> _EXERCISE_
Check each line for the string "Control". Give only the count of lines that have it.

## begin DATA TO PROCESS

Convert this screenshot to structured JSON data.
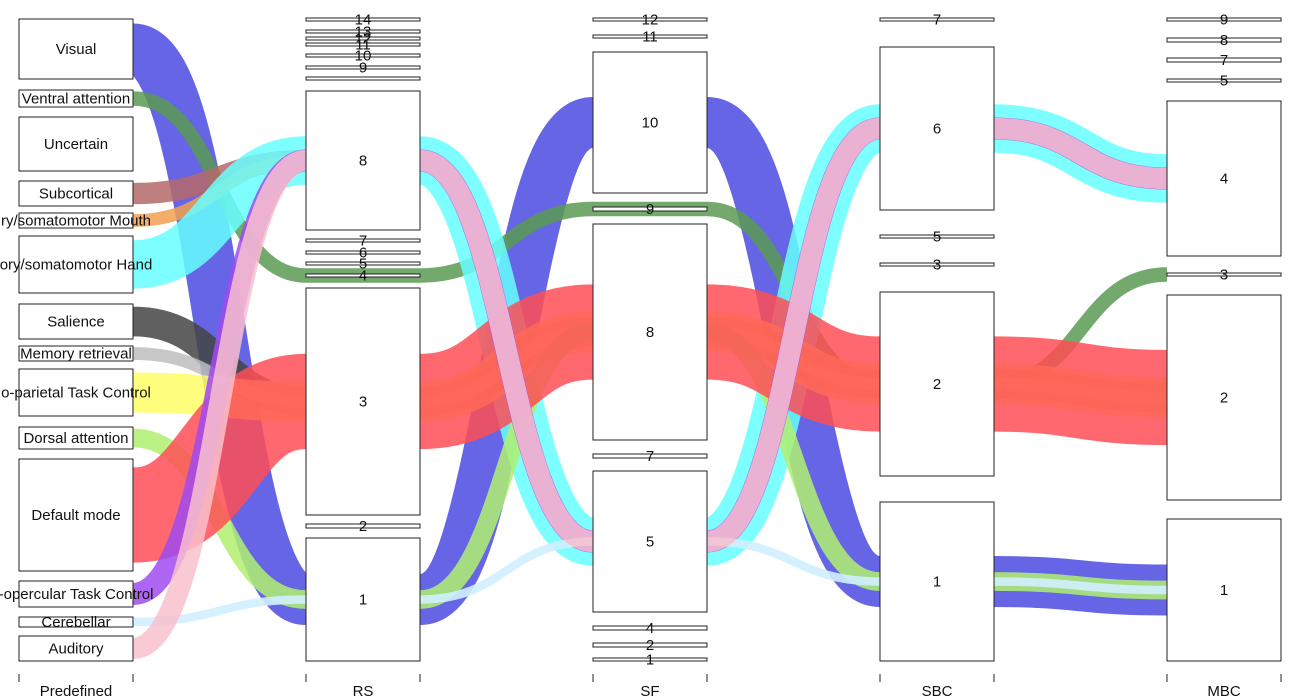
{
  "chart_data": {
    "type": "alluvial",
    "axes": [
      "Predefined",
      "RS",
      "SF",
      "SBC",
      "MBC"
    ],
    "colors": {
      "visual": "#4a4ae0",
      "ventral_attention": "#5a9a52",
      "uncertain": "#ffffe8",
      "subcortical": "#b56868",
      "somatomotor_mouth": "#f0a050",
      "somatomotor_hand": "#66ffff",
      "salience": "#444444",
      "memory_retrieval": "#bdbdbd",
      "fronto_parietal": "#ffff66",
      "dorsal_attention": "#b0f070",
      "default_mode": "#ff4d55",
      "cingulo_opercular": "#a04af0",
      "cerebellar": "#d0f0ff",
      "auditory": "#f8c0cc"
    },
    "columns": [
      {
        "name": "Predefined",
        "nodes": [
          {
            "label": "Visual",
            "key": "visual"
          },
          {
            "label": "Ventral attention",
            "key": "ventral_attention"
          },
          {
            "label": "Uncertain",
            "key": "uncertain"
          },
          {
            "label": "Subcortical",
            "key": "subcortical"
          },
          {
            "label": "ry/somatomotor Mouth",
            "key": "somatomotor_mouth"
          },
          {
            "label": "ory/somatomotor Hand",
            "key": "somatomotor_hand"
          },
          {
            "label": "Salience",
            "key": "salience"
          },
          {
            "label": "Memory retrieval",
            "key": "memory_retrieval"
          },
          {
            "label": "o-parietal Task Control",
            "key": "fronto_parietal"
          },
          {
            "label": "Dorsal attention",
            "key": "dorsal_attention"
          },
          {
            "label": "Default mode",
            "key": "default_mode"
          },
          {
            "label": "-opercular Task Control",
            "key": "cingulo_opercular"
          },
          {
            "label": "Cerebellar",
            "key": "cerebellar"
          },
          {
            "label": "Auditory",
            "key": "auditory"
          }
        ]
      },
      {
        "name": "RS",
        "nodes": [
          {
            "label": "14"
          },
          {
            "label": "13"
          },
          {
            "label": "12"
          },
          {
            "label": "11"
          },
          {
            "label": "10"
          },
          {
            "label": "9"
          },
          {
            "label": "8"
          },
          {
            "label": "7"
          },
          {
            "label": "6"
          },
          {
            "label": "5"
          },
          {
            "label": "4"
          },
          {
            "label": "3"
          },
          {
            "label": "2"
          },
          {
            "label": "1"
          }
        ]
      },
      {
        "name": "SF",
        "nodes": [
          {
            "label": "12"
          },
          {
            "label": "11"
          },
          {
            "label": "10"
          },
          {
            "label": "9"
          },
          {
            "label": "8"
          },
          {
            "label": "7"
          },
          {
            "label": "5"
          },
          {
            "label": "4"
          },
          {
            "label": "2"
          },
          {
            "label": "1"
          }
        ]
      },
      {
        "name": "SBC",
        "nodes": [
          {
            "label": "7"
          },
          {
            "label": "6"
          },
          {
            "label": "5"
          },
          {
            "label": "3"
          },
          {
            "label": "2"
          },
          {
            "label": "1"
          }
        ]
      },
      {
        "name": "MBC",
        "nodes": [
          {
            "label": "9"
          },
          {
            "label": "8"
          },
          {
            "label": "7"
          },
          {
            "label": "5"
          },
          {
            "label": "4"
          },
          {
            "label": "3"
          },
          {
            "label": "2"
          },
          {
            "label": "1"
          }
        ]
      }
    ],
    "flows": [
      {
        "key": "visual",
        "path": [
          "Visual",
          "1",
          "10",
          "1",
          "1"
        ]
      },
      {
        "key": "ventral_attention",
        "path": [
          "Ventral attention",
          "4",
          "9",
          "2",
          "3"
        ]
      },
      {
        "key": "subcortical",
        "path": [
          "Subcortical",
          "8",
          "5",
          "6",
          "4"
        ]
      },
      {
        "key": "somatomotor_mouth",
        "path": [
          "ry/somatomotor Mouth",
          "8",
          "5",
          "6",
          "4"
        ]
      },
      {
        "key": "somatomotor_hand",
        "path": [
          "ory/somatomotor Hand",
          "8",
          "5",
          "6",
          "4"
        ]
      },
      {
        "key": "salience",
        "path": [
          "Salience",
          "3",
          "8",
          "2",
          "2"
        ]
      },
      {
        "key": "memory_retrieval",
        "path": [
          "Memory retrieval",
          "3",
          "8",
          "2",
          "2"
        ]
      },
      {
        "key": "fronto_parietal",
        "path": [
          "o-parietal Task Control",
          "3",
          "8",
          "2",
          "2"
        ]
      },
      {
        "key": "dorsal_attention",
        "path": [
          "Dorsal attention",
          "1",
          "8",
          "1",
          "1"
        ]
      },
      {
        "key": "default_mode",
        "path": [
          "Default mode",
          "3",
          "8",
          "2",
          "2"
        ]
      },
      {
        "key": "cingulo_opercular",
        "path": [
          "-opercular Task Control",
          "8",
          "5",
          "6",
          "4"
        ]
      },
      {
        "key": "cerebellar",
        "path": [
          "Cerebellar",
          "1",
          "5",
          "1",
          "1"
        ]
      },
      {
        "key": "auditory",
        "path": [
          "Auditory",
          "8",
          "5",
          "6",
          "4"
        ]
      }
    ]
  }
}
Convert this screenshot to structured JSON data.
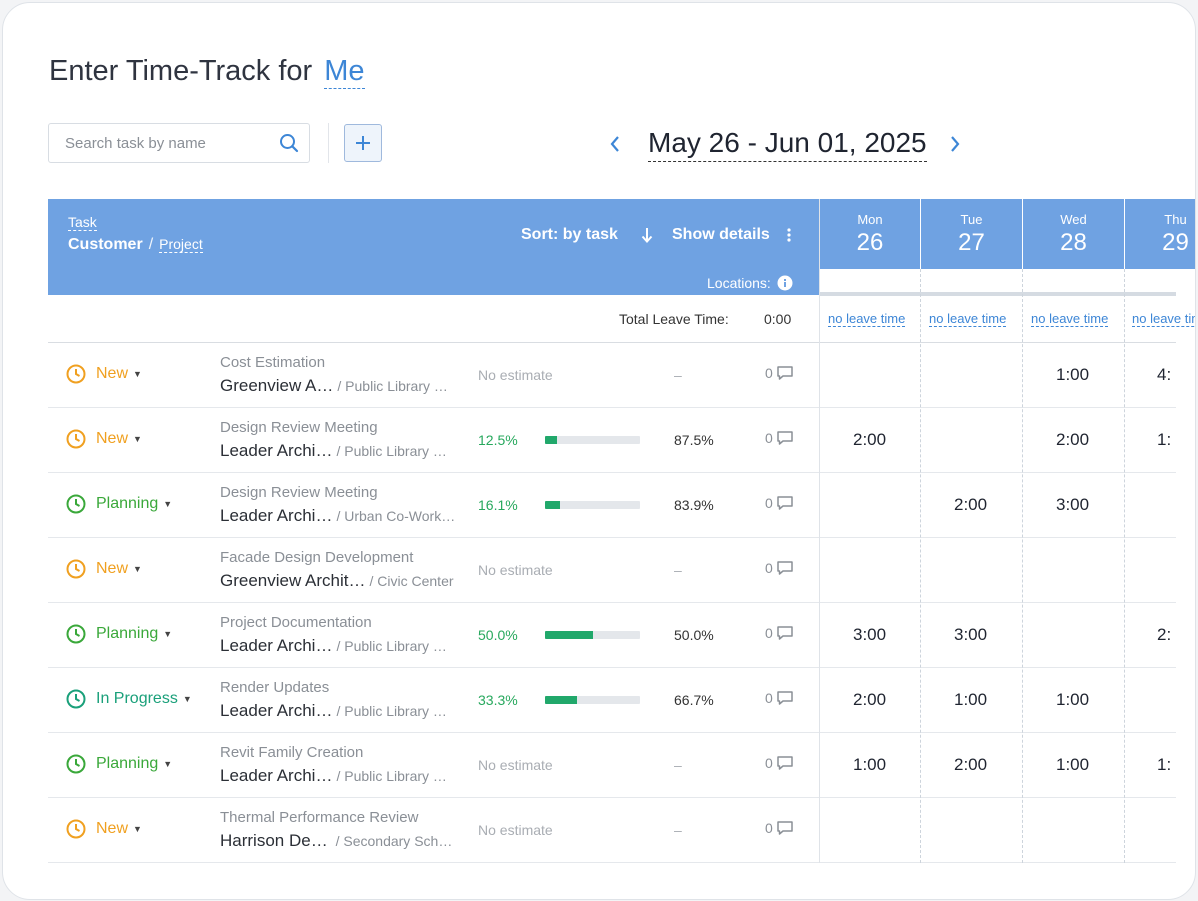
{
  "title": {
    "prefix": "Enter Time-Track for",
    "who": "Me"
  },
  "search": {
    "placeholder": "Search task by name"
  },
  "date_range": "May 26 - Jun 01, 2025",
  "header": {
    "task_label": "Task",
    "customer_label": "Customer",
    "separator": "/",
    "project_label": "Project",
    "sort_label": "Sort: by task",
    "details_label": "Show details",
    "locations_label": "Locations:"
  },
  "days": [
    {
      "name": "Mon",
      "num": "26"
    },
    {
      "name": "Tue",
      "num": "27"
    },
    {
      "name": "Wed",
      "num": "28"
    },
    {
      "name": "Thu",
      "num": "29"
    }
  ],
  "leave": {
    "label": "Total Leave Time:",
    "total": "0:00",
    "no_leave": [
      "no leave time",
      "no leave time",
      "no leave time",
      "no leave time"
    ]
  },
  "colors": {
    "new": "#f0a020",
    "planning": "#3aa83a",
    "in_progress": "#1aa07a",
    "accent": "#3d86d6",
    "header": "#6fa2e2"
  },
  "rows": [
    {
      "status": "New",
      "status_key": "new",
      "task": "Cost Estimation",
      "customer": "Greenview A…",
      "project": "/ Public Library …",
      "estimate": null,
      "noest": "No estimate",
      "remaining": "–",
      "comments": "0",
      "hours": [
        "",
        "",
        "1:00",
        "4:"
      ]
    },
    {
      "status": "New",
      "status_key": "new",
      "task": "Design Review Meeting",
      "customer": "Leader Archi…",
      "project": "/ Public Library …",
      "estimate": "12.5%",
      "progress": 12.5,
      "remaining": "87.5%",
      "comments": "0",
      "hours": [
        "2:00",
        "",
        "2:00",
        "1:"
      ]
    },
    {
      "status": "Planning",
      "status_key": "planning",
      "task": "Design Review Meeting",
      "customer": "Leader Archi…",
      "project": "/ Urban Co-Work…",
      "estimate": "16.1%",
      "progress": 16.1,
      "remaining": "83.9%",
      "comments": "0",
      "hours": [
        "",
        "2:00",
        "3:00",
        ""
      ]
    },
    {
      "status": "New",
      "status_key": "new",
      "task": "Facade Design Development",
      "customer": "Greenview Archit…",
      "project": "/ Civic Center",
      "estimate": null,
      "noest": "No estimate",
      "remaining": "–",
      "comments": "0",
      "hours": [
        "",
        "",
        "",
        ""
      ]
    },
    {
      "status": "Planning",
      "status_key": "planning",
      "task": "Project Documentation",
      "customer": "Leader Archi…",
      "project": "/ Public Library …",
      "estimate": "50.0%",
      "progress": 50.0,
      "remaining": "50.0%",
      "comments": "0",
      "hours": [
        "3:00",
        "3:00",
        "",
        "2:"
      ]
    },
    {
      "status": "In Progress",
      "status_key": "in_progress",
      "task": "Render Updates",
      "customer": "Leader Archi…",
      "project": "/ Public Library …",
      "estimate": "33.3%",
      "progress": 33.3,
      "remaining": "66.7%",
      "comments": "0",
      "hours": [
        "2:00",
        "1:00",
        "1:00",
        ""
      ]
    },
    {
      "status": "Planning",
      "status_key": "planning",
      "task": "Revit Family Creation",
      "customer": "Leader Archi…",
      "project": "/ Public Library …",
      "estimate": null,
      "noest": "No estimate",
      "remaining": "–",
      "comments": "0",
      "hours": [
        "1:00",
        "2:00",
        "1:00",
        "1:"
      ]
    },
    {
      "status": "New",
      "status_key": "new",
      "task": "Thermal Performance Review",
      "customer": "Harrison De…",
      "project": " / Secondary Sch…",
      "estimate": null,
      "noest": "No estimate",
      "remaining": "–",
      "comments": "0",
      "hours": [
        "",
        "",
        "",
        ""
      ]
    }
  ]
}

## end DATA TO PROCESS

> _RESPONSE_
4